__Task__. All records below must be retyped exactly.

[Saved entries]
════════════════

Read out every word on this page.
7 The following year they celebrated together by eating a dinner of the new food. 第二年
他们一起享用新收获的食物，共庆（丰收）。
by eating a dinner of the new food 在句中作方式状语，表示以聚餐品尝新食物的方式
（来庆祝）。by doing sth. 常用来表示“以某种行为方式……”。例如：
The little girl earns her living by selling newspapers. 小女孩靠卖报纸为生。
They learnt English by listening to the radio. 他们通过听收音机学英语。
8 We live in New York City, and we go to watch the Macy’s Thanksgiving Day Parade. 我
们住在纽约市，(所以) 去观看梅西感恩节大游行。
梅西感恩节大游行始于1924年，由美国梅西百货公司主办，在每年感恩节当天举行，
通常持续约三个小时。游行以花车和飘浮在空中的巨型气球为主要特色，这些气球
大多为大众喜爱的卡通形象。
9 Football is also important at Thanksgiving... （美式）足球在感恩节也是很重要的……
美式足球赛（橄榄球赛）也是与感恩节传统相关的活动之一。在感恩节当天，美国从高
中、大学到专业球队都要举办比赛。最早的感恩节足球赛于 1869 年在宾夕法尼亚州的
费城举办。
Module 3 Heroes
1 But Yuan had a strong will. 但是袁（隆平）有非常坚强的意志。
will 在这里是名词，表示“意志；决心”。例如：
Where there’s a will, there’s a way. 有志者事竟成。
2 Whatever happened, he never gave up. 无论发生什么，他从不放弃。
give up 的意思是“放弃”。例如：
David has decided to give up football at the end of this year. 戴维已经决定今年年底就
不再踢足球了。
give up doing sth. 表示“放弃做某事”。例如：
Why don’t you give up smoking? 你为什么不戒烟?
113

════════════════

__Answer in full__.
Read out every word on this page.
7 The following year they celebrated together by eating a dinner of the new food. 第二年
他们一起享用新收获的食物，共庆（丰收）。
by eating a dinner of the new food 在句中作方式状语，表示以聚餐品尝新食物的方式
（来庆祝）。by doing sth. 常用来表示“以某种行为方式……”。例如：
The little girl earns her living by selling newspapers. 小女孩靠卖报纸为生。
They learnt English by listening to the radio. 他们通过听收音机学英语。
8 We live in New York City, and we go to watch the Macy’s Thanksgiving Day Parade. 我
们住在纽约市，(所以) 去观看梅西感恩节大游行。
梅西感恩节大游行始于1924年，由美国梅西百货公司主办，在每年感恩节当天举行，
通常持续约三个小时。游行以花车和飘浮在空中的巨型气球为主要特色，这些气球
大多为大众喜爱的卡通形象。
9 Football is also important at Thanksgiving... （美式）足球在感恩节也是很重要的……
美式足球赛（橄榄球赛）也是与感恩节传统相关的活动之一。在感恩节当天，美国从高
中、大学到专业球队都要举办比赛。最早的感恩节足球赛于 1869 年在宾夕法尼亚州的
费城举办。
Module 3 Heroes
1 But Yuan had a strong will. 但是袁（隆平）有非常坚强的意志。
will 在这里是名词，表示“意志；决心”。例如：
Where there’s a will, there’s a way. 有志者事竟成。
2 Whatever happened, he never gave up. 无论发生什么，他从不放弃。
give up 的意思是“放弃”。例如：
David has decided to give up football at the end of this year. 戴维已经决定今年年底就
不再踢足球了。
give up doing sth. 表示“放弃做某事”。例如：
Why don’t you give up smoking? 你为什么不戒烟?
113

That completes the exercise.